• [EXERCISE BRIEF] Copy the following lines word for word, but omit the picture.
+++
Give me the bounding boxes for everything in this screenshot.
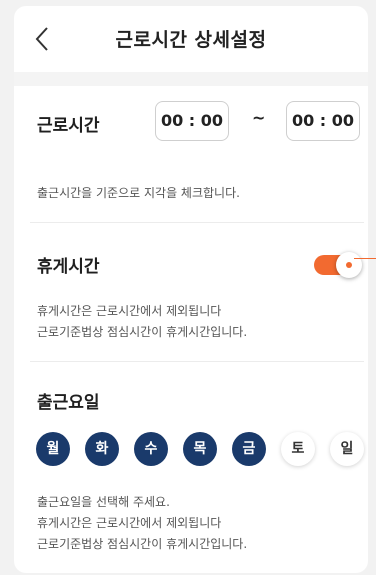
divider [30, 222, 364, 223]
break-time-help-2: 근로기준법상 점심시간이 휴게시간입니다. [37, 325, 248, 339]
day-sat-button[interactable]: 토 [281, 432, 315, 466]
day-tue-button[interactable]: 화 [85, 432, 119, 466]
time-range-separator: ~ [252, 108, 266, 127]
end-time-field[interactable]: 00 : 00 [286, 101, 360, 141]
toggle-knob [336, 252, 362, 278]
break-time-label: 휴게시간 [37, 257, 100, 277]
section-separator [14, 72, 368, 86]
work-days-help-1: 출근요일을 선택해 주세요. [37, 495, 170, 509]
start-time-field[interactable]: 00 : 00 [155, 101, 229, 141]
header: 근로시간 상세설정 [14, 6, 368, 72]
settings-card: 근로시간 상세설정 근로시간 00 : 00 ~ 00 : 00 출근시간을 기… [14, 6, 368, 573]
day-thu-button[interactable]: 목 [183, 432, 217, 466]
day-wed-button[interactable]: 수 [134, 432, 168, 466]
work-days-help-2: 휴게시간은 근로시간에서 제외됩니다 [37, 516, 222, 530]
scroll-indicator [354, 258, 376, 259]
toggle-dot [346, 262, 352, 268]
divider [30, 361, 364, 362]
day-sun-button[interactable]: 일 [330, 432, 364, 466]
day-fri-button[interactable]: 금 [232, 432, 266, 466]
break-time-toggle[interactable] [314, 251, 364, 279]
page-title: 근로시간 상세설정 [115, 29, 267, 51]
work-time-label: 근로시간 [37, 116, 100, 136]
work-day-selector: 월 화 수 목 금 토 일 [36, 432, 366, 468]
work-days-help-3: 근로기준법상 점심시간이 휴게시간입니다. [37, 537, 248, 551]
work-days-label: 출근요일 [37, 393, 100, 413]
day-mon-button[interactable]: 월 [36, 432, 70, 466]
break-time-help-1: 휴게시간은 근로시간에서 제외됩니다 [37, 304, 222, 318]
work-time-help: 출근시간을 기준으로 지각을 체크합니다. [37, 186, 240, 200]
+++
• [THE ANSWER]
Give me the bounding boxes for everything in this screenshot.
divider [30, 222, 364, 223]
break-time-help-2: 근로기준법상 점심시간이 휴게시간입니다. [37, 325, 248, 339]
day-sat-button[interactable]: 토 [281, 432, 315, 466]
day-tue-button[interactable]: 화 [85, 432, 119, 466]
time-range-separator: ~ [252, 108, 266, 127]
end-time-field[interactable]: 00 : 00 [286, 101, 360, 141]
toggle-knob [336, 252, 362, 278]
break-time-label: 휴게시간 [37, 257, 100, 277]
section-separator [14, 72, 368, 86]
work-days-help-1: 출근요일을 선택해 주세요. [37, 495, 170, 509]
start-time-field[interactable]: 00 : 00 [155, 101, 229, 141]
header: 근로시간 상세설정 [14, 6, 368, 72]
settings-card: 근로시간 상세설정 근로시간 00 : 00 ~ 00 : 00 출근시간을 기… [14, 6, 368, 573]
day-thu-button[interactable]: 목 [183, 432, 217, 466]
day-wed-button[interactable]: 수 [134, 432, 168, 466]
work-days-help-2: 휴게시간은 근로시간에서 제외됩니다 [37, 516, 222, 530]
scroll-indicator [354, 258, 376, 259]
toggle-dot [346, 262, 352, 268]
divider [30, 361, 364, 362]
day-sun-button[interactable]: 일 [330, 432, 364, 466]
day-fri-button[interactable]: 금 [232, 432, 266, 466]
break-time-toggle[interactable] [314, 251, 364, 279]
page-title: 근로시간 상세설정 [115, 29, 267, 51]
work-time-label: 근로시간 [37, 116, 100, 136]
work-day-selector: 월 화 수 목 금 토 일 [36, 432, 366, 468]
work-days-help-3: 근로기준법상 점심시간이 휴게시간입니다. [37, 537, 248, 551]
work-days-label: 출근요일 [37, 393, 100, 413]
day-mon-button[interactable]: 월 [36, 432, 70, 466]
break-time-help-1: 휴게시간은 근로시간에서 제외됩니다 [37, 304, 222, 318]
work-time-help: 출근시간을 기준으로 지각을 체크합니다. [37, 186, 240, 200]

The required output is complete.